Saved entries.
·····

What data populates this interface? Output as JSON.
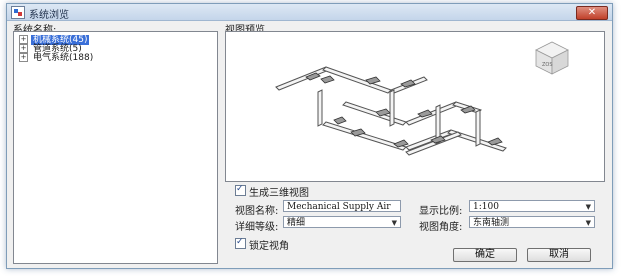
{
  "window": {
    "title": "系统浏览",
    "close_label": "✕"
  },
  "tree": {
    "header": "系统名称:",
    "items": [
      {
        "expander": "+",
        "label": "机械系统(45)",
        "selected": true
      },
      {
        "expander": "+",
        "label": "管道系统(5)",
        "selected": false
      },
      {
        "expander": "+",
        "label": "电气系统(188)",
        "selected": false
      }
    ]
  },
  "preview": {
    "header": "视图预览",
    "navcube_label": "ZOS"
  },
  "options": {
    "generate_3d": {
      "label": "生成三维视图",
      "checked": true
    },
    "view_name": {
      "label": "视图名称:",
      "value": "Mechanical Supply Air"
    },
    "scale": {
      "label": "显示比例:",
      "value": "1:100"
    },
    "detail_level": {
      "label": "详细等级:",
      "value": "精细"
    },
    "view_angle": {
      "label": "视图角度:",
      "value": "东南轴测"
    },
    "lock_view": {
      "label": "锁定视角",
      "checked": true
    }
  },
  "buttons": {
    "ok": "确定",
    "cancel": "取消"
  },
  "colors": {
    "selection": "#3a6fd8",
    "close_button": "#c0402a"
  }
}
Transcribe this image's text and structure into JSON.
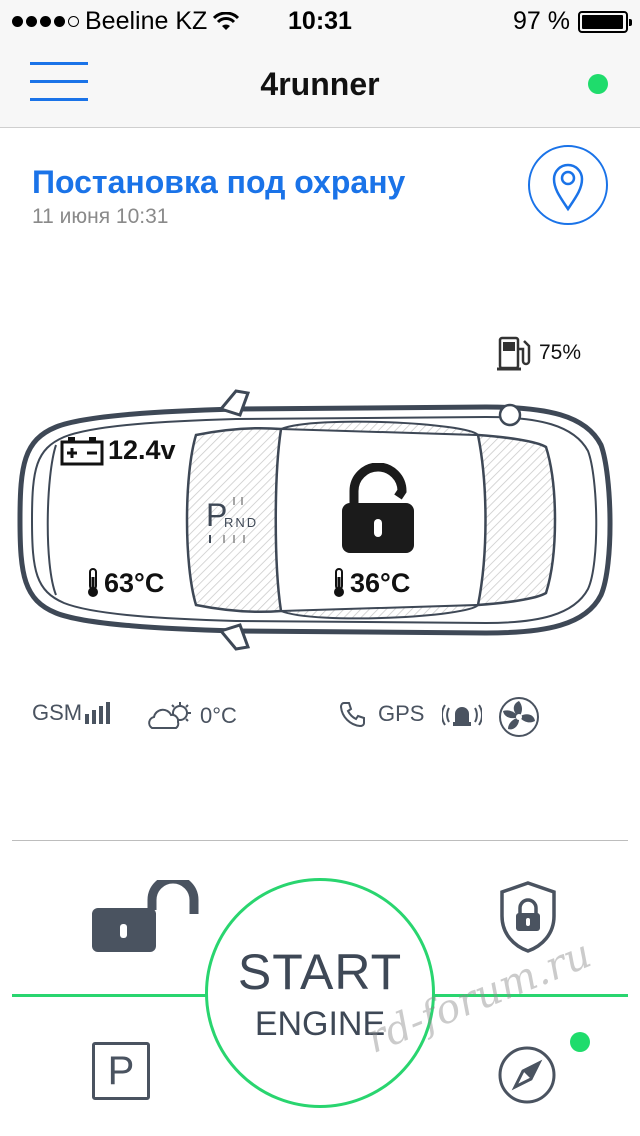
{
  "status_bar": {
    "carrier": "Beeline KZ",
    "time": "10:31",
    "battery": "97 %",
    "battery_level": 0.97,
    "signal_bars_filled": 4,
    "signal_bars_total": 5
  },
  "nav": {
    "title": "4runner",
    "menu_icon": "hamburger-menu-icon",
    "status_color": "#1fdc6c"
  },
  "event": {
    "title": "Постановка под охрану",
    "date": "11 июня 10:31",
    "locate_icon": "map-pin-icon"
  },
  "car": {
    "fuel": "75%",
    "battery_voltage": "12.4v",
    "engine_temp": "63°C",
    "cabin_temp": "36°C",
    "gear_indicator": "P",
    "gear_other": "RND",
    "lock_state": "unlocked"
  },
  "indicators": {
    "gsm": "GSM",
    "outside_temp": "0°C",
    "gps": "GPS",
    "icons": [
      "signal-bars-icon",
      "cloud-sun-icon",
      "phone-icon",
      "siren-icon",
      "fan-icon"
    ]
  },
  "controls": {
    "start_line1": "START",
    "start_line2": "ENGINE",
    "unlock_icon": "open-padlock-icon",
    "arm_icon": "shield-lock-icon",
    "parking_label": "P",
    "navigate_icon": "compass-icon"
  },
  "watermark": "rd-forum.ru",
  "colors": {
    "accent": "#1a73e8",
    "green": "#29d56f",
    "dark_icon": "#3e4856"
  }
}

·····

PROBLEM DESCRIPTION. Print the records word for word and exclude any picture they hold.

REPLY TO THE TASK.
What data populates this interface? Output as JSON.
{
  "window": {
    "title": "系统浏览",
    "close_label": "✕"
  },
  "tree": {
    "header": "系统名称:",
    "items": [
      {
        "expander": "+",
        "label": "机械系统(45)",
        "selected": true
      },
      {
        "expander": "+",
        "label": "管道系统(5)",
        "selected": false
      },
      {
        "expander": "+",
        "label": "电气系统(188)",
        "selected": false
      }
    ]
  },
  "preview": {
    "header": "视图预览",
    "navcube_label": "ZOS"
  },
  "options": {
    "generate_3d": {
      "label": "生成三维视图",
      "checked": true
    },
    "view_name": {
      "label": "视图名称:",
      "value": "Mechanical Supply Air"
    },
    "scale": {
      "label": "显示比例:",
      "value": "1:100"
    },
    "detail_level": {
      "label": "详细等级:",
      "value": "精细"
    },
    "view_angle": {
      "label": "视图角度:",
      "value": "东南轴测"
    },
    "lock_view": {
      "label": "锁定视角",
      "checked": true
    }
  },
  "buttons": {
    "ok": "确定",
    "cancel": "取消"
  },
  "colors": {
    "selection": "#3a6fd8",
    "close_button": "#c0402a"
  }
}
Transcribe this image's text and structure into JSON.
{
  "status_bar": {
    "carrier": "Beeline KZ",
    "time": "10:31",
    "battery": "97 %",
    "battery_level": 0.97,
    "signal_bars_filled": 4,
    "signal_bars_total": 5
  },
  "nav": {
    "title": "4runner",
    "menu_icon": "hamburger-menu-icon",
    "status_color": "#1fdc6c"
  },
  "event": {
    "title": "Постановка под охрану",
    "date": "11 июня 10:31",
    "locate_icon": "map-pin-icon"
  },
  "car": {
    "fuel": "75%",
    "battery_voltage": "12.4v",
    "engine_temp": "63°C",
    "cabin_temp": "36°C",
    "gear_indicator": "P",
    "gear_other": "RND",
    "lock_state": "unlocked"
  },
  "indicators": {
    "gsm": "GSM",
    "outside_temp": "0°C",
    "gps": "GPS",
    "icons": [
      "signal-bars-icon",
      "cloud-sun-icon",
      "phone-icon",
      "siren-icon",
      "fan-icon"
    ]
  },
  "controls": {
    "start_line1": "START",
    "start_line2": "ENGINE",
    "unlock_icon": "open-padlock-icon",
    "arm_icon": "shield-lock-icon",
    "parking_label": "P",
    "navigate_icon": "compass-icon"
  },
  "watermark": "rd-forum.ru",
  "colors": {
    "accent": "#1a73e8",
    "green": "#29d56f",
    "dark_icon": "#3e4856"
  }
}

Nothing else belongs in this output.